[WHAT YOU WILL DO]
Check every line below for the word "montaż" and copy each one that has it.

Part of a data file
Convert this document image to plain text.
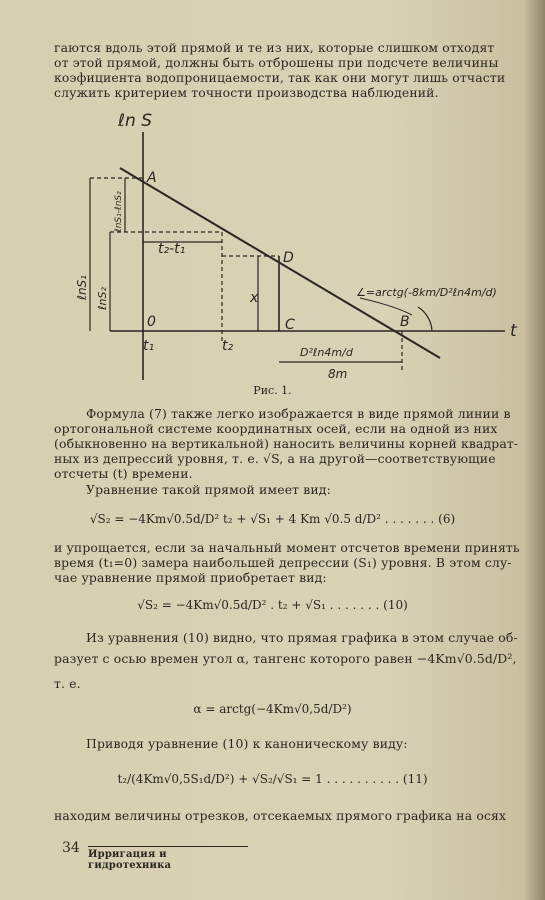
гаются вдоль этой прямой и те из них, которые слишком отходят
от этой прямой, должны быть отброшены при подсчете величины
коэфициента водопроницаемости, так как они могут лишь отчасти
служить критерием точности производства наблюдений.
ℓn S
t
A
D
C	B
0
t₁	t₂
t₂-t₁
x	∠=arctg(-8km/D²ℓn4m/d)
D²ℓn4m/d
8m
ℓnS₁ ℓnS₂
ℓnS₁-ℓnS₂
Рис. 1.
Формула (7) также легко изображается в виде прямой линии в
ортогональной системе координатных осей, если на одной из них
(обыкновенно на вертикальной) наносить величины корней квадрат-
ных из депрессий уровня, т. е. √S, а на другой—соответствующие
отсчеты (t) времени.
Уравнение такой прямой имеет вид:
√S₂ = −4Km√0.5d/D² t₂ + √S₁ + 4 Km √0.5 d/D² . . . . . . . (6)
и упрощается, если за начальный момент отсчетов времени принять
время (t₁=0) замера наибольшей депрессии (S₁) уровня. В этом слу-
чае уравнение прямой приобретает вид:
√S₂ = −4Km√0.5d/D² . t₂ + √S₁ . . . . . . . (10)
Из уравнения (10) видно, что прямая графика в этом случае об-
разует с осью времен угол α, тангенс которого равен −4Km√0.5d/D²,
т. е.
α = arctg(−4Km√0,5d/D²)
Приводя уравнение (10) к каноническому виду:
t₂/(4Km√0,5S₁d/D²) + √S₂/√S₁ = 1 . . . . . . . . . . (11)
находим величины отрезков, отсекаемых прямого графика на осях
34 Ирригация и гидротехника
--
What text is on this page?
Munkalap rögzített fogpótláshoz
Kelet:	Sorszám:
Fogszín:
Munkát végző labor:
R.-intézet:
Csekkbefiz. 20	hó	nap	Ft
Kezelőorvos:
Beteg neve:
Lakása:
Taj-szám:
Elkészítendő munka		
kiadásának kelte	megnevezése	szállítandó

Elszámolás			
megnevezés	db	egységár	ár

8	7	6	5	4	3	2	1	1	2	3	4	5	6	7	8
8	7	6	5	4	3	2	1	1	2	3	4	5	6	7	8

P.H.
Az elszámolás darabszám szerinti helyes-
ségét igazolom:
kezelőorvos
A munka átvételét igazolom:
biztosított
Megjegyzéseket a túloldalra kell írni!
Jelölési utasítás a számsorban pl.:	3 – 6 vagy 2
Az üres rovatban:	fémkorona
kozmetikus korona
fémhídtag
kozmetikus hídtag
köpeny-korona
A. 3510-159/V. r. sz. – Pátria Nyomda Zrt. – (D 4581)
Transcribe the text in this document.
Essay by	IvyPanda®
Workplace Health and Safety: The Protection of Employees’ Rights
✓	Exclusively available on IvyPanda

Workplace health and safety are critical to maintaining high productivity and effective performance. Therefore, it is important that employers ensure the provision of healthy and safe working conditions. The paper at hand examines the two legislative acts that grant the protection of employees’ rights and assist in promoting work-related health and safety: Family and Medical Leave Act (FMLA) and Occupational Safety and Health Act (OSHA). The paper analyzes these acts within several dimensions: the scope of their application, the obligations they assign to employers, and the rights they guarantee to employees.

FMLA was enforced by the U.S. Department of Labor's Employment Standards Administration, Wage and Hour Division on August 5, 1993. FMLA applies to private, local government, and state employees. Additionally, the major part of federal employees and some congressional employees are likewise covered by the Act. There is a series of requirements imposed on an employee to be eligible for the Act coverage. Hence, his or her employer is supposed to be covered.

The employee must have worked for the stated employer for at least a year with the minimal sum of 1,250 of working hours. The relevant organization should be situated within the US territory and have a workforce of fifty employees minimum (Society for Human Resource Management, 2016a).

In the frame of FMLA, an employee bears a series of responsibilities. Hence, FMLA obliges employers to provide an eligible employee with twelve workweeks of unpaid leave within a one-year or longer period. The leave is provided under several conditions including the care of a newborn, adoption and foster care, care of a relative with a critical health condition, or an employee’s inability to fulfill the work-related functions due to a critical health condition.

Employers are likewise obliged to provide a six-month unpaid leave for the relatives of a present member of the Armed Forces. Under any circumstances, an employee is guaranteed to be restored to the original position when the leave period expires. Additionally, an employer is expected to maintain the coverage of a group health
...
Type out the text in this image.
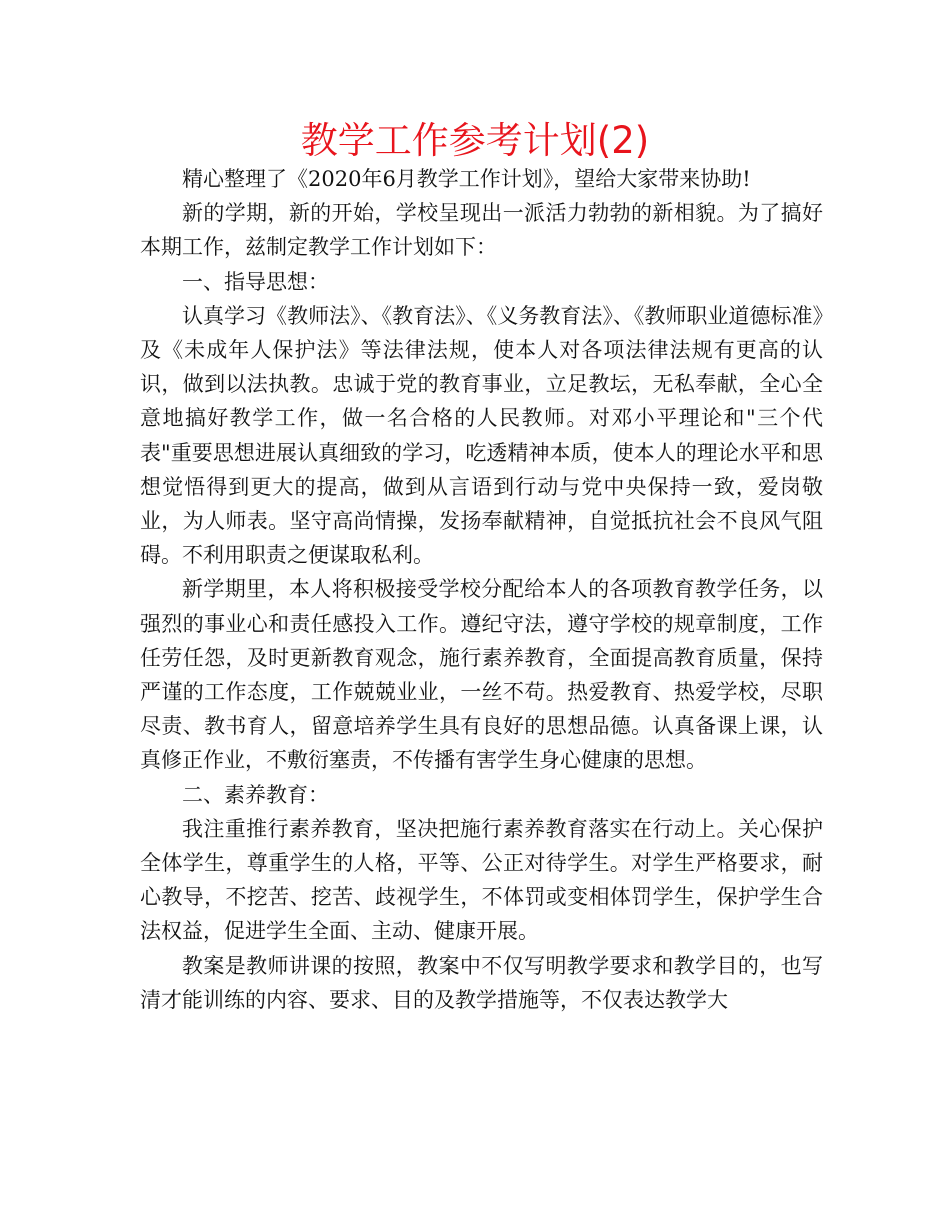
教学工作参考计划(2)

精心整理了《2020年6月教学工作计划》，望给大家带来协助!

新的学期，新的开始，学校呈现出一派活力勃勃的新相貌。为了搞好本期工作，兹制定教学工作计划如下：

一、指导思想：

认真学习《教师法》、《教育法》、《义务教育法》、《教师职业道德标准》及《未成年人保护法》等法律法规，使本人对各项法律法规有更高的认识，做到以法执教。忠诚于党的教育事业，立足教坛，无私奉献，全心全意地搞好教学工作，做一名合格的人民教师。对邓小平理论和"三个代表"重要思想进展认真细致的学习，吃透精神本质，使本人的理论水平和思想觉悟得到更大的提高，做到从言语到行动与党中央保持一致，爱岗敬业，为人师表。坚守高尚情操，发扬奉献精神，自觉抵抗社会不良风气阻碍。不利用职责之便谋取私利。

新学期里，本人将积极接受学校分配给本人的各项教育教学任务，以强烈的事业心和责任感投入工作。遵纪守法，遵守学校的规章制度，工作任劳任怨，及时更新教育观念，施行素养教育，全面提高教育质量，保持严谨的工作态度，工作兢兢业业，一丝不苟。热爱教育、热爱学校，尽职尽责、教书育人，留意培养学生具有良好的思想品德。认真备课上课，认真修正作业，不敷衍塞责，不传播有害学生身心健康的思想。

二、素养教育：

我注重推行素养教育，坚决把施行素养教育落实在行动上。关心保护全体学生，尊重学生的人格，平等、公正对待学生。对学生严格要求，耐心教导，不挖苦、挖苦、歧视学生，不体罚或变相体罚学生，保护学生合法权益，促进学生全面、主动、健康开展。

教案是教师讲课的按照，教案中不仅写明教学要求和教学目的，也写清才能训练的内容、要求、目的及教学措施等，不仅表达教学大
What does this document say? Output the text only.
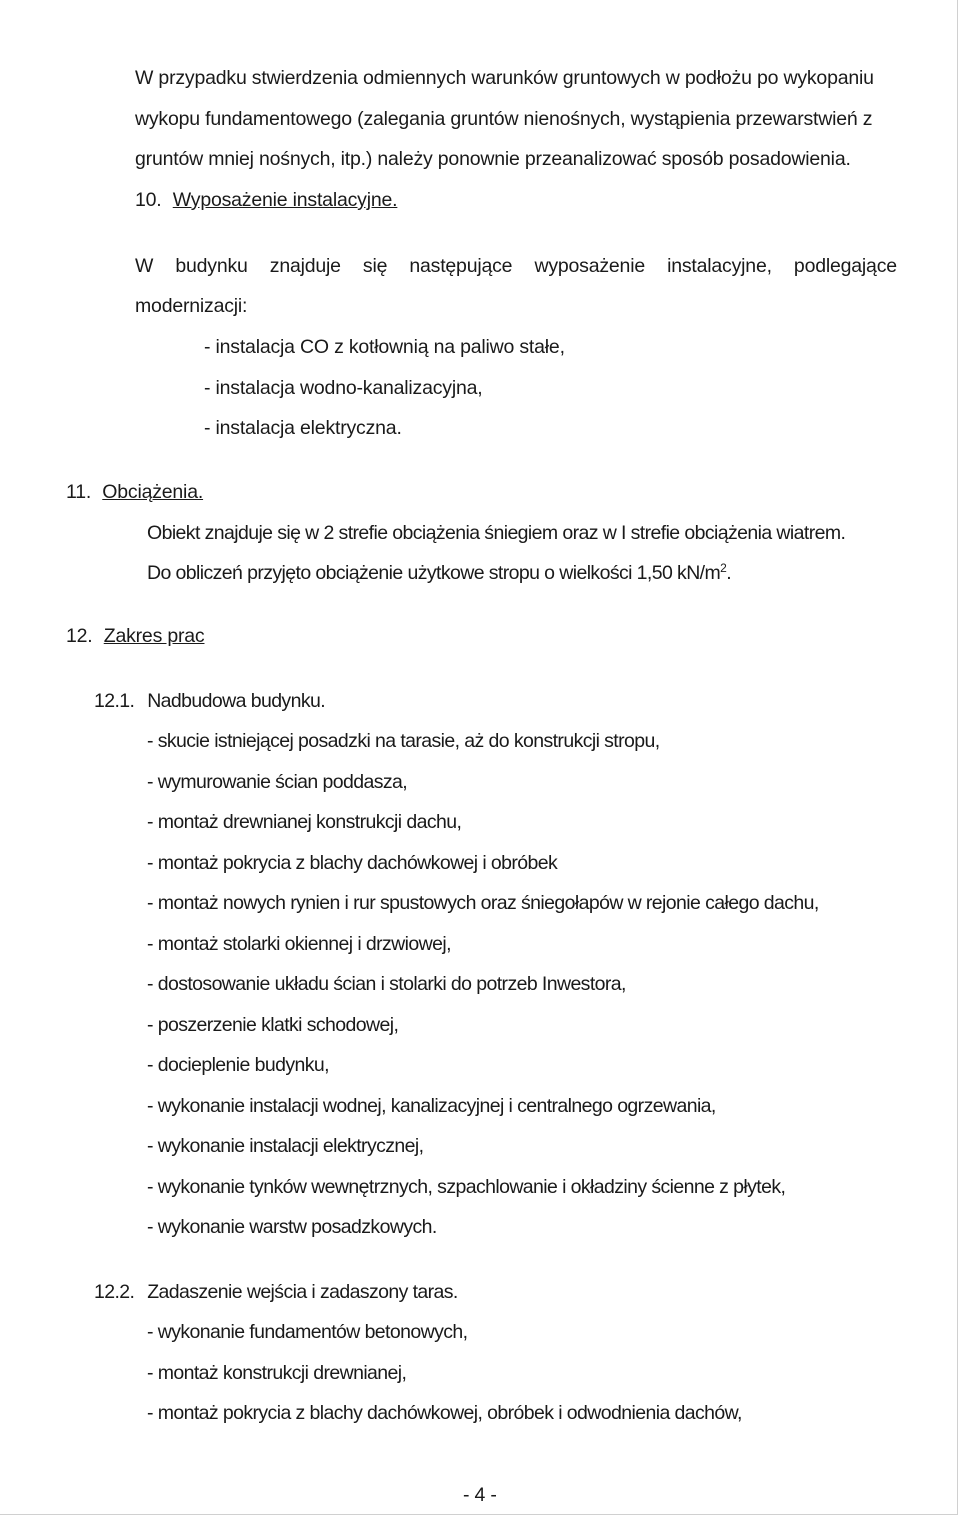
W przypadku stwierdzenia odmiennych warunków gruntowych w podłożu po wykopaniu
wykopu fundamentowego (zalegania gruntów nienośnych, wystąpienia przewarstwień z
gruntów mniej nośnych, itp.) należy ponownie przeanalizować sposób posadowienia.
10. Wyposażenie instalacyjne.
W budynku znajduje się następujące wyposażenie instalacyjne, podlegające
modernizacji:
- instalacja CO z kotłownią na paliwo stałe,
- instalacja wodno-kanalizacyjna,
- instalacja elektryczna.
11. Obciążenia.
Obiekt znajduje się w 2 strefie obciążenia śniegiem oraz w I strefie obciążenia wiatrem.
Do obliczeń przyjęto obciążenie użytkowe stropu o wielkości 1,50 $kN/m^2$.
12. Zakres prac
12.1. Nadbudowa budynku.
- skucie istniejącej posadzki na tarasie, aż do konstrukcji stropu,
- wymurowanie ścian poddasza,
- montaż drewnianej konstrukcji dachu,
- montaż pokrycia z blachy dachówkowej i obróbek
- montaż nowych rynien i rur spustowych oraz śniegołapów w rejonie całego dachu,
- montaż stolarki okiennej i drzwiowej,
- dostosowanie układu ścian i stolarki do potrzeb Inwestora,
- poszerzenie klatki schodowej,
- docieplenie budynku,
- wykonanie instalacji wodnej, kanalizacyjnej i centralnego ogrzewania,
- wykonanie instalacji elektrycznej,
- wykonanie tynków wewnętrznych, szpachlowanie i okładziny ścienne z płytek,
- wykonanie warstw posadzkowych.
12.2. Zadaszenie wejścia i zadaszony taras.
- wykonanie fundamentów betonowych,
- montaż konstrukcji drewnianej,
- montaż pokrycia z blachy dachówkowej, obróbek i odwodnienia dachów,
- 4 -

[ANSWER TO THE PROBLEM]
- montaż drewnianej konstrukcji dachu,
- montaż pokrycia z blachy dachówkowej i obróbek
- montaż nowych rynien i rur spustowych oraz śniegołapów w rejonie całego dachu,
- montaż stolarki okiennej i drzwiowej,
- montaż konstrukcji drewnianej,
- montaż pokrycia z blachy dachówkowej, obróbek i odwodnienia dachów,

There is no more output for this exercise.